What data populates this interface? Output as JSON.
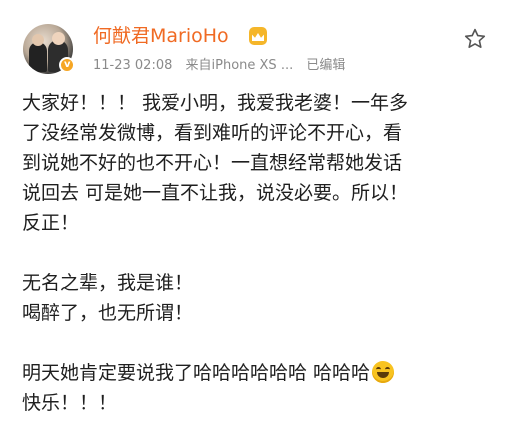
{
  "post": {
    "author": {
      "name": "何猷君MarioHo",
      "verified": true
    },
    "meta": {
      "time": "11-23 02:08",
      "source": "来自iPhone XS ...",
      "edited": "已编辑"
    },
    "content": {
      "p1": [
        "大家好！！！ 我爱小明，我爱我老婆！一年多",
        "了没经常发微博，看到难听的评论不开心，看",
        "到说她不好的也不开心！一直想经常帮她发话",
        "说回去 可是她一直不让我，说没必要。所以！",
        "反正！"
      ],
      "p2": [
        "无名之辈，我是谁！",
        "喝醉了，也无所谓！"
      ],
      "p3": [
        "明天她肯定要说我了哈哈哈哈哈哈 哈哈哈",
        "快乐！！！"
      ]
    }
  },
  "icons": {
    "vip": "crown-icon",
    "verified": "verified-badge-icon",
    "favorite": "star-outline-icon",
    "emoji": "grinning-face-emoji"
  },
  "colors": {
    "username": "#f06a23",
    "meta": "#8a8a8a",
    "text": "#1f1f1f",
    "verified": "#f6a623"
  }
}
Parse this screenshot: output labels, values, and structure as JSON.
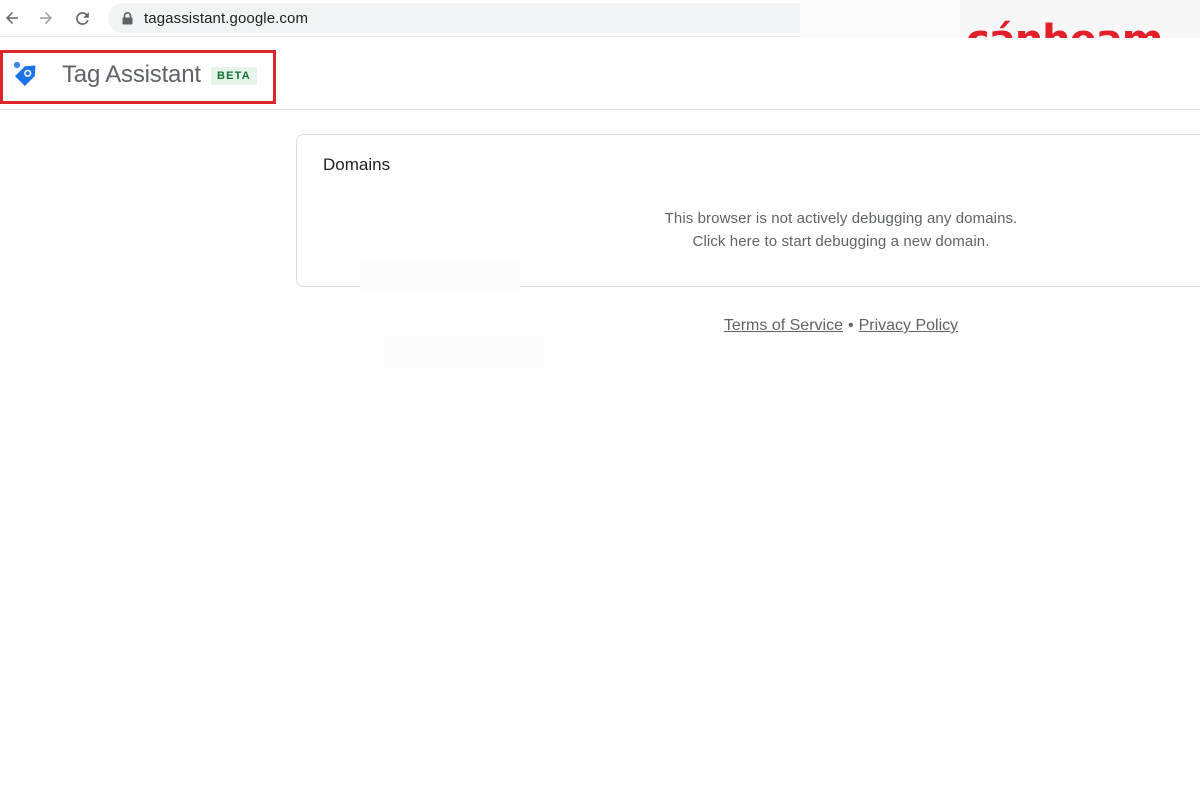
{
  "browser": {
    "url": "tagassistant.google.com"
  },
  "watermark": {
    "text": "cánheam",
    "trademark": "™",
    "color": "#e3202a"
  },
  "header": {
    "title": "Tag Assistant",
    "badge": "BETA",
    "highlight_color": "#e0262d",
    "logo_color": "#1a73e8"
  },
  "domains_card": {
    "title": "Domains",
    "empty_line_1": "This browser is not actively debugging any domains.",
    "empty_line_2": "Click here to start debugging a new domain."
  },
  "footer": {
    "terms_label": "Terms of Service",
    "separator": "•",
    "privacy_label": "Privacy Policy"
  }
}
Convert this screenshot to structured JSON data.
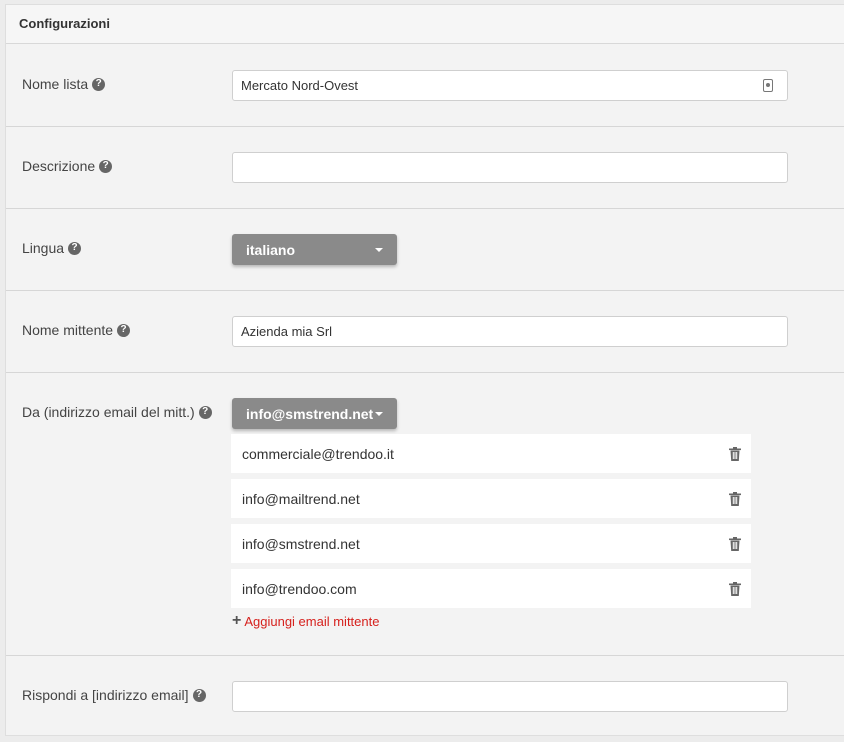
{
  "panel": {
    "title": "Configurazioni"
  },
  "fields": {
    "nome_lista": {
      "label": "Nome lista",
      "value": "Mercato Nord-Ovest"
    },
    "descrizione": {
      "label": "Descrizione",
      "value": ""
    },
    "lingua": {
      "label": "Lingua",
      "selected": "italiano"
    },
    "nome_mittente": {
      "label": "Nome mittente",
      "value": "Azienda mia Srl"
    },
    "da": {
      "label": "Da (indirizzo email del mitt.)",
      "selected": "info@smstrend.net",
      "emails": [
        "commerciale@trendoo.it",
        "info@mailtrend.net",
        "info@smstrend.net",
        "info@trendoo.com"
      ],
      "add_label": "Aggiungi email mittente"
    },
    "rispondi_a": {
      "label": "Rispondi a [indirizzo email]",
      "value": ""
    }
  },
  "icons": {
    "help": "question-circle-icon",
    "trash": "trash-icon",
    "plus": "plus-icon",
    "contact": "contact-card-icon",
    "caret": "caret-down-icon"
  },
  "colors": {
    "select_bg": "#8a8a8a",
    "add_link": "#d6211d",
    "panel_bg": "#f3f3f3"
  }
}
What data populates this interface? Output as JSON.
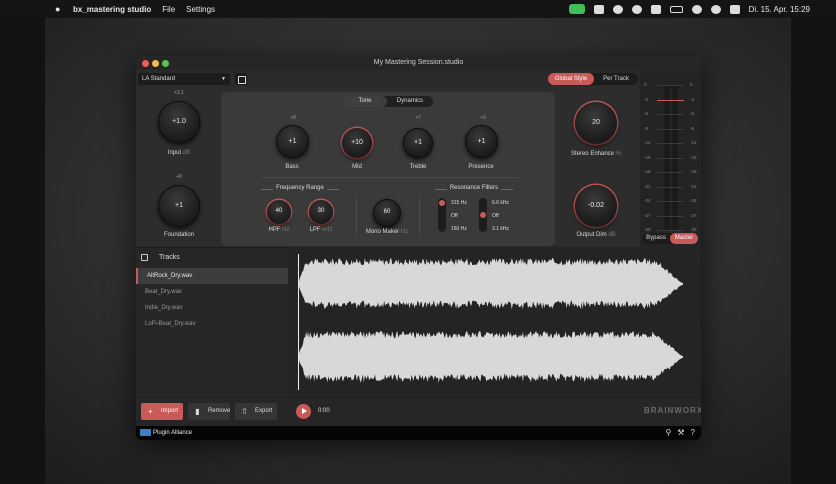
{
  "menubar": {
    "app_name": "bx_mastering studio",
    "menu_file": "File",
    "menu_settings": "Settings",
    "datetime": "Di. 15. Apr.  15:29"
  },
  "window": {
    "title": "My Mastering Session.studio"
  },
  "toolbar": {
    "preset": "LA Standard",
    "style_global": "Global Style",
    "style_per_track": "Per Track"
  },
  "tabs": {
    "tone": "Tone",
    "dynamics": "Dynamics"
  },
  "knobs": {
    "input": {
      "value": "+1.0",
      "label": "Input",
      "unit": "dB",
      "top": "+2.1"
    },
    "foundation": {
      "value": "+1",
      "label": "Foundation",
      "top": "+8"
    },
    "bass": {
      "value": "+1",
      "label": "Bass",
      "top": "+8"
    },
    "mid": {
      "value": "+10",
      "label": "Mid"
    },
    "treble": {
      "value": "+1",
      "label": "Treble",
      "top": "+7"
    },
    "presence": {
      "value": "+1",
      "label": "Presence",
      "top": "+9"
    },
    "hpf": {
      "value": "40",
      "label": "HPF",
      "unit": "Hz"
    },
    "lpf": {
      "value": "30",
      "label": "LPF",
      "unit": "kHz"
    },
    "mono_maker": {
      "value": "60",
      "label": "Mono Maker",
      "unit": "Hz"
    },
    "stereo_enhance": {
      "value": "20",
      "label": "Stereo Enhance",
      "unit": "%"
    },
    "output_dim": {
      "value": "-0.02",
      "label": "Output Dim",
      "unit": "dB"
    }
  },
  "sections": {
    "frequency_range": "Frequency Range",
    "resonance_filters": "Resonance Filters"
  },
  "resonance": {
    "left_top": "315 Hz",
    "left_mid": "Off",
    "left_bottom": "160 Hz",
    "right_top": "6.6 kHz",
    "right_mid": "Off",
    "right_bottom": "3.1 kHz"
  },
  "meter": {
    "ticks_left": [
      "0",
      "-3",
      "-6",
      "-9",
      "-12",
      "-15",
      "-18",
      "-21",
      "-24",
      "-27",
      "-30"
    ],
    "ticks_right": [
      "0",
      "-3",
      "-6",
      "-9",
      "-12",
      "-15",
      "-18",
      "-21",
      "-24",
      "-27",
      "-30"
    ],
    "bypass": "Bypass",
    "master": "Master"
  },
  "tracks": {
    "title": "Tracks",
    "items": [
      "AltRock_Dry.wav",
      "Beat_Dry.wav",
      "Indie_Dry.wav",
      "LoFi-Beat_Dry.wav"
    ]
  },
  "footer": {
    "import": "Import",
    "remove": "Remove",
    "export": "Export",
    "time": "0:00",
    "brand": "BRAINWORX"
  },
  "bottombar": {
    "plugin_alliance": "Plugin Alliance",
    "help": "?"
  },
  "colors": {
    "accent": "#c85a58",
    "panel": "#3a3a3a",
    "background": "#2b2b2b"
  }
}
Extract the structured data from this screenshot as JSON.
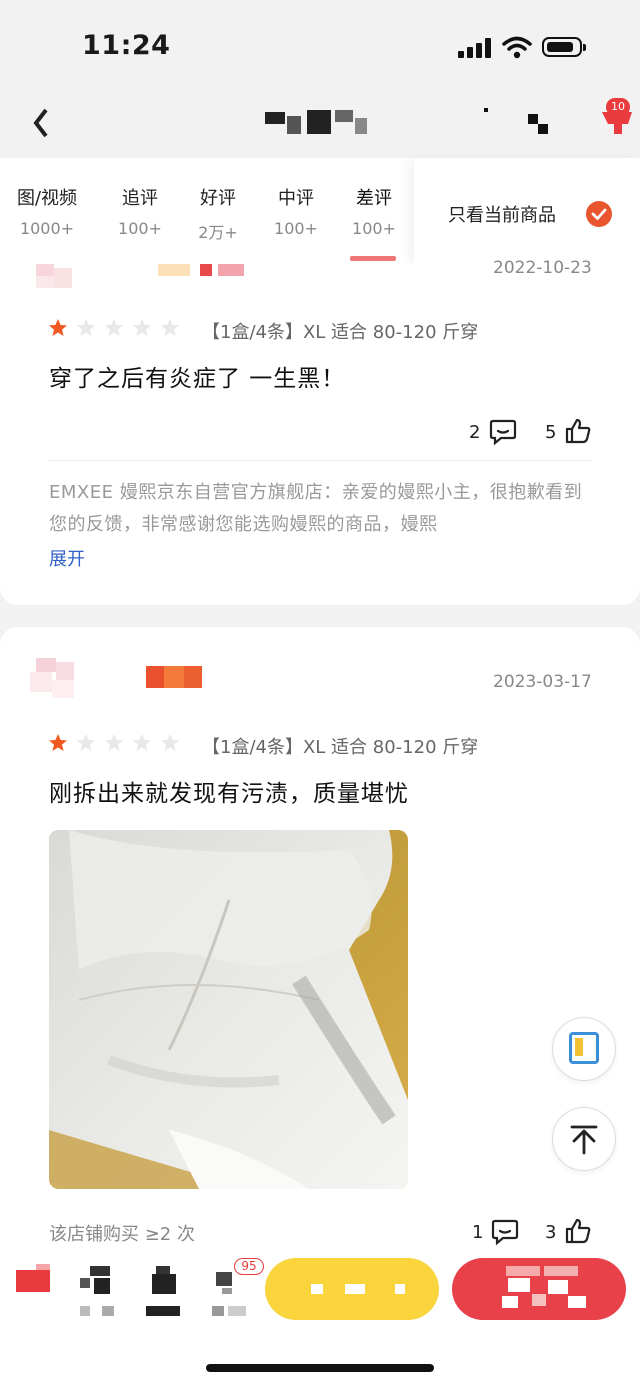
{
  "status_bar": {
    "time": "11:24"
  },
  "header": {
    "cart_badge": "10"
  },
  "tabs": [
    {
      "label": "图/视频",
      "count": "1000+"
    },
    {
      "label": "追评",
      "count": "100+"
    },
    {
      "label": "好评",
      "count": "2万+"
    },
    {
      "label": "中评",
      "count": "100+"
    },
    {
      "label": "差评",
      "count": "100+"
    }
  ],
  "active_tab": "差评",
  "only_current": {
    "label": "只看当前商品",
    "checked": true
  },
  "reviews": [
    {
      "date": "2022-10-23",
      "rating": 1,
      "spec": "【1盒/4条】XL 适合 80-120 斤穿",
      "text": "穿了之后有炎症了 一生黑！",
      "comments": "2",
      "likes": "5",
      "reply": "EMXEE 嫚熙京东自营官方旗舰店：亲爱的嫚熙小主，很抱歉看到您的反馈，非常感谢您能选购嫚熙的商品，嫚熙",
      "expand_label": "展开"
    },
    {
      "date": "2023-03-17",
      "rating": 1,
      "spec": "【1盒/4条】XL 适合 80-120 斤穿",
      "text": "刚拆出来就发现有污渍，质量堪忧",
      "comments": "1",
      "likes": "3",
      "footer_note": "该店铺购买 ≥2 次"
    }
  ],
  "floating": {
    "ask_icon": "问"
  },
  "bottom_bar": {
    "cart_badge": "95"
  },
  "colors": {
    "accent_red": "#e93b3d",
    "star_orange": "#f05a22",
    "yellow_button": "#f9d43d",
    "red_button": "#e8414a",
    "link_blue": "#3060c8"
  }
}
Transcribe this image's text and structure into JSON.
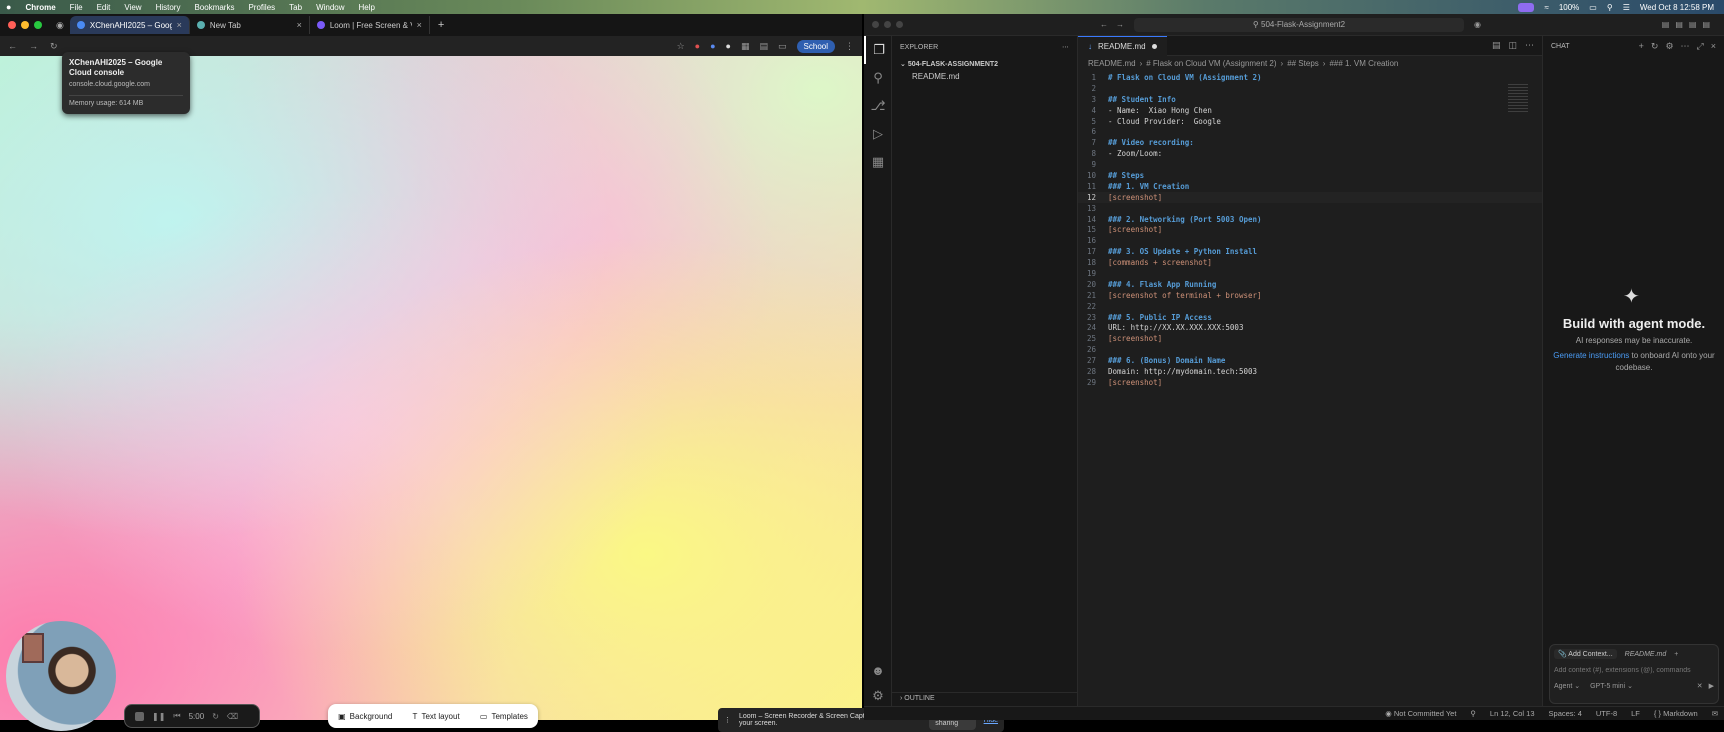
{
  "menubar": {
    "app": "Chrome",
    "items": [
      "File",
      "Edit",
      "View",
      "History",
      "Bookmarks",
      "Profiles",
      "Tab",
      "Window",
      "Help"
    ],
    "battery": "100%",
    "datetime": "Wed Oct 8  12:58 PM"
  },
  "chrome": {
    "tabs": [
      {
        "label": "XChenAHI2025 – Google Clo",
        "active": true
      },
      {
        "label": "New Tab",
        "active": false
      },
      {
        "label": "Loom | Free Screen & Vid",
        "active": false
      }
    ],
    "new_tab": "+",
    "profile": "School",
    "tooltip": {
      "title": "XChenAHI2025 – Google Cloud console",
      "url": "console.cloud.google.com",
      "memory": "Memory usage: 614 MB"
    },
    "recorder": {
      "time": "5:00"
    },
    "loom_tools": {
      "background": "Background",
      "text_layout": "Text layout",
      "templates": "Templates"
    },
    "share_bar": {
      "message": "Loom – Screen Recorder & Screen Capture is sharing your screen.",
      "stop": "Stop sharing",
      "hide": "Hide"
    }
  },
  "vscode": {
    "command_center": "504-Flask-Assignment2",
    "explorer": {
      "header": "EXPLORER",
      "folder": "504-FLASK-ASSIGNMENT2",
      "files": [
        "README.md"
      ],
      "outline": "OUTLINE"
    },
    "editor": {
      "tab": "README.md",
      "breadcrumb": [
        "README.md",
        "# Flask on Cloud VM (Assignment 2)",
        "## Steps",
        "### 1. VM Creation"
      ],
      "cursor_line": 12,
      "lines": [
        "# Flask on Cloud VM (Assignment 2)",
        "",
        "## Student Info",
        "- Name:  Xiao Hong Chen",
        "- Cloud Provider:  Google",
        "",
        "## Video recording:",
        "- Zoom/Loom:",
        "",
        "## Steps",
        "### 1. VM Creation",
        "[screenshot]",
        "",
        "### 2. Networking (Port 5003 Open)",
        "[screenshot]",
        "",
        "### 3. OS Update + Python Install",
        "[commands + screenshot]",
        "",
        "### 4. Flask App Running",
        "[screenshot of terminal + browser]",
        "",
        "### 5. Public IP Access",
        "URL: http://XX.XX.XXX.XXX:5003",
        "[screenshot]",
        "",
        "### 6. (Bonus) Domain Name",
        "Domain: http://mydomain.tech:5003",
        "[screenshot]"
      ]
    },
    "chat": {
      "header": "CHAT",
      "title": "Build with agent mode.",
      "subtitle": "AI responses may be inaccurate.",
      "link": "Generate instructions",
      "link_rest": " to onboard AI onto your codebase.",
      "add_context": "Add Context...",
      "context_file": "README.md",
      "placeholder": "Add context (#), extensions (@), commands",
      "mode": "Agent",
      "model": "GPT-5 mini"
    },
    "status": {
      "git": "Not Committed Yet",
      "position": "Ln 12, Col 13",
      "spaces": "Spaces: 4",
      "encoding": "UTF-8",
      "eol": "LF",
      "language": "Markdown"
    }
  }
}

= = = = =

> **WHAT TO WORK ON**
Where a line above contains the word "debugging", copy that line.

> **OUTPUT FOR THIS EXERCISE**
    "empty_line_1": "This browser is not actively debugging any domains.",
    "empty_line_2": "Click here to start debugging a new domain."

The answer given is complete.